- [Task objective]: Can you output the records below exactly as they are written?

- [Recorded data]:
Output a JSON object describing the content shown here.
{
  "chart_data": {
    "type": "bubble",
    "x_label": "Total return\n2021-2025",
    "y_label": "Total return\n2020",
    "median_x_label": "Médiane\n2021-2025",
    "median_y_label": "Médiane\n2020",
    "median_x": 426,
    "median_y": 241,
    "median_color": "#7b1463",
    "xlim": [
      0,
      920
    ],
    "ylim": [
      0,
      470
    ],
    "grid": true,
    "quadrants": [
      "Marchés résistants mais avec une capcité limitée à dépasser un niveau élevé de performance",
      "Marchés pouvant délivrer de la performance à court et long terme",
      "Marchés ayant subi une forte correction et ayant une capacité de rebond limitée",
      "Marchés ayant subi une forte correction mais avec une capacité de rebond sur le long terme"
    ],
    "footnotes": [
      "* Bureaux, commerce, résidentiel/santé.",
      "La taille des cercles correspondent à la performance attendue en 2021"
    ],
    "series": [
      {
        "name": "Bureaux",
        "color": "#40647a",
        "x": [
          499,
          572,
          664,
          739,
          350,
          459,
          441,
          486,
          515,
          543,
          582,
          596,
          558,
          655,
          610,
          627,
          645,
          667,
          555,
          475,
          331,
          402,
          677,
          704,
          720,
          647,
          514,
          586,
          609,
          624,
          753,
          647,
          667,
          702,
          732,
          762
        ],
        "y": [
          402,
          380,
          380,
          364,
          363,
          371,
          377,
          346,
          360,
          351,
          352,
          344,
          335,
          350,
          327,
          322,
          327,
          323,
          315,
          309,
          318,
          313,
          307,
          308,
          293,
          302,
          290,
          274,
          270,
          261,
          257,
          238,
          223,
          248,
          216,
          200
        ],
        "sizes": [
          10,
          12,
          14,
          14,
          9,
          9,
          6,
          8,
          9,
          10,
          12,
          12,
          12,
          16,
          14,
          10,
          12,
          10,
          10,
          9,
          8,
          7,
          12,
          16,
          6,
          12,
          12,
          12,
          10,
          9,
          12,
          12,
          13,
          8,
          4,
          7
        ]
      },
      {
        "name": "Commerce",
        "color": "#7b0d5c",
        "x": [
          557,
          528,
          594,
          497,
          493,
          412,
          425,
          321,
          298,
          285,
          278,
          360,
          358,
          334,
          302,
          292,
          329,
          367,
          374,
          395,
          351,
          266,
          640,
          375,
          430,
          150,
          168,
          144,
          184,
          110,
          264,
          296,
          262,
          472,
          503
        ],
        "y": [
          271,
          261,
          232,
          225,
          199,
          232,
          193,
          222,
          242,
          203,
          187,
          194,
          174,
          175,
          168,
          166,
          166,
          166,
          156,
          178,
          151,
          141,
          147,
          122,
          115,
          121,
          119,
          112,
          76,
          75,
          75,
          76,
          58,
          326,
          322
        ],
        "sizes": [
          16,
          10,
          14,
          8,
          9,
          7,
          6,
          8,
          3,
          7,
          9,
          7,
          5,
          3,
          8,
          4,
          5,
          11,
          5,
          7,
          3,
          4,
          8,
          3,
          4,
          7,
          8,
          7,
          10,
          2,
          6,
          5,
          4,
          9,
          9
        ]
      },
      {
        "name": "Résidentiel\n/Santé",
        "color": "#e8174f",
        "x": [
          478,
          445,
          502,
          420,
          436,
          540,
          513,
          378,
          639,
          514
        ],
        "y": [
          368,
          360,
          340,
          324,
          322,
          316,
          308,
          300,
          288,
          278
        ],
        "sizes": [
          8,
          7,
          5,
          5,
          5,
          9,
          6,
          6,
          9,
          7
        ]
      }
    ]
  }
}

- [Answer to the problem]:
Output a JSON object describing the content shown here.
{
  "chart_data": {
    "type": "bubble",
    "x_label": "Total return\n2021-2025",
    "y_label": "Total return\n2020",
    "median_x_label": "Médiane\n2021-2025",
    "median_y_label": "Médiane\n2020",
    "median_x": 426,
    "median_y": 241,
    "median_color": "#7b1463",
    "xlim": [
      0,
      920
    ],
    "ylim": [
      0,
      470
    ],
    "grid": true,
    "quadrants": [
      "Marchés résistants mais avec une capcité limitée à dépasser un niveau élevé de performance",
      "Marchés pouvant délivrer de la performance à court et long terme",
      "Marchés ayant subi une forte correction et ayant une capacité de rebond limitée",
      "Marchés ayant subi une forte correction mais avec une capacité de rebond sur le long terme"
    ],
    "footnotes": [
      "* Bureaux, commerce, résidentiel/santé.",
      "La taille des cercles correspondent à la performance attendue en 2021"
    ],
    "series": [
      {
        "name": "Bureaux",
        "color": "#40647a",
        "x": [
          499,
          572,
          664,
          739,
          350,
          459,
          441,
          486,
          515,
          543,
          582,
          596,
          558,
          655,
          610,
          627,
          645,
          667,
          555,
          475,
          331,
          402,
          677,
          704,
          720,
          647,
          514,
          586,
          609,
          624,
          753,
          647,
          667,
          702,
          732,
          762
        ],
        "y": [
          402,
          380,
          380,
          364,
          363,
          371,
          377,
          346,
          360,
          351,
          352,
          344,
          335,
          350,
          327,
          322,
          327,
          323,
          315,
          309,
          318,
          313,
          307,
          308,
          293,
          302,
          290,
          274,
          270,
          261,
          257,
          238,
          223,
          248,
          216,
          200
        ],
        "sizes": [
          10,
          12,
          14,
          14,
          9,
          9,
          6,
          8,
          9,
          10,
          12,
          12,
          12,
          16,
          14,
          10,
          12,
          10,
          10,
          9,
          8,
          7,
          12,
          16,
          6,
          12,
          12,
          12,
          10,
          9,
          12,
          12,
          13,
          8,
          4,
          7
        ]
      },
      {
        "name": "Commerce",
        "color": "#7b0d5c",
        "x": [
          557,
          528,
          594,
          497,
          493,
          412,
          425,
          321,
          298,
          285,
          278,
          360,
          358,
          334,
          302,
          292,
          329,
          367,
          374,
          395,
          351,
          266,
          640,
          375,
          430,
          150,
          168,
          144,
          184,
          110,
          264,
          296,
          262,
          472,
          503
        ],
        "y": [
          271,
          261,
          232,
          225,
          199,
          232,
          193,
          222,
          242,
          203,
          187,
          194,
          174,
          175,
          168,
          166,
          166,
          166,
          156,
          178,
          151,
          141,
          147,
          122,
          115,
          121,
          119,
          112,
          76,
          75,
          75,
          76,
          58,
          326,
          322
        ],
        "sizes": [
          16,
          10,
          14,
          8,
          9,
          7,
          6,
          8,
          3,
          7,
          9,
          7,
          5,
          3,
          8,
          4,
          5,
          11,
          5,
          7,
          3,
          4,
          8,
          3,
          4,
          7,
          8,
          7,
          10,
          2,
          6,
          5,
          4,
          9,
          9
        ]
      },
      {
        "name": "Résidentiel\n/Santé",
        "color": "#e8174f",
        "x": [
          478,
          445,
          502,
          420,
          436,
          540,
          513,
          378,
          639,
          514
        ],
        "y": [
          368,
          360,
          340,
          324,
          322,
          316,
          308,
          300,
          288,
          278
        ],
        "sizes": [
          8,
          7,
          5,
          5,
          5,
          9,
          6,
          6,
          9,
          7
        ]
      }
    ]
  }
}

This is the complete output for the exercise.